Data provided:

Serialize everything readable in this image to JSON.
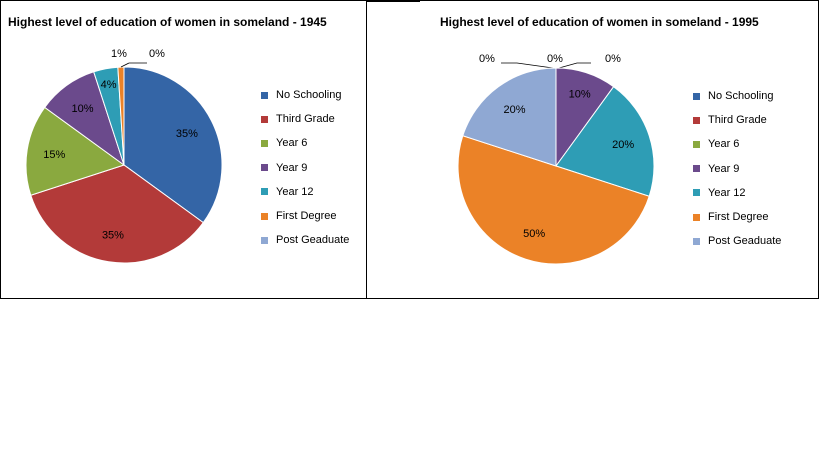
{
  "colors": [
    "#3465A6",
    "#B33A39",
    "#8AA93F",
    "#6B4A8C",
    "#2E9DB5",
    "#EB8227",
    "#8FA8D3"
  ],
  "chart_data": [
    {
      "type": "pie",
      "title": "Highest level of education of women in someland - 1945",
      "categories": [
        "No Schooling",
        "Third Grade",
        "Year 6",
        "Year 9",
        "Year 12",
        "First Degree",
        "Post Geaduate"
      ],
      "values": [
        35,
        35,
        15,
        10,
        4,
        1,
        0
      ],
      "labels": [
        "35%",
        "35%",
        "15%",
        "10%",
        "4%",
        "1%",
        "0%"
      ],
      "legend": "right"
    },
    {
      "type": "pie",
      "title": "Highest level of education of women in someland - 1995",
      "categories": [
        "No Schooling",
        "Third Grade",
        "Year 6",
        "Year 9",
        "Year 12",
        "First Degree",
        "Post Geaduate"
      ],
      "values": [
        0,
        0,
        0,
        10,
        20,
        50,
        20
      ],
      "labels": [
        "0%",
        "0%",
        "0%",
        "10%",
        "20%",
        "50%",
        "20%"
      ],
      "legend": "right"
    }
  ]
}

Your goal:
The pictures should not be reproduced; quote all of the other material exactly.

Completed task:
Serialize everything readable in this image to JSON.
{
  "colors": [
    "#3465A6",
    "#B33A39",
    "#8AA93F",
    "#6B4A8C",
    "#2E9DB5",
    "#EB8227",
    "#8FA8D3"
  ],
  "chart_data": [
    {
      "type": "pie",
      "title": "Highest level of education of women in someland - 1945",
      "categories": [
        "No Schooling",
        "Third Grade",
        "Year 6",
        "Year 9",
        "Year 12",
        "First Degree",
        "Post Geaduate"
      ],
      "values": [
        35,
        35,
        15,
        10,
        4,
        1,
        0
      ],
      "labels": [
        "35%",
        "35%",
        "15%",
        "10%",
        "4%",
        "1%",
        "0%"
      ],
      "legend": "right"
    },
    {
      "type": "pie",
      "title": "Highest level of education of women in someland - 1995",
      "categories": [
        "No Schooling",
        "Third Grade",
        "Year 6",
        "Year 9",
        "Year 12",
        "First Degree",
        "Post Geaduate"
      ],
      "values": [
        0,
        0,
        0,
        10,
        20,
        50,
        20
      ],
      "labels": [
        "0%",
        "0%",
        "0%",
        "10%",
        "20%",
        "50%",
        "20%"
      ],
      "legend": "right"
    }
  ]
}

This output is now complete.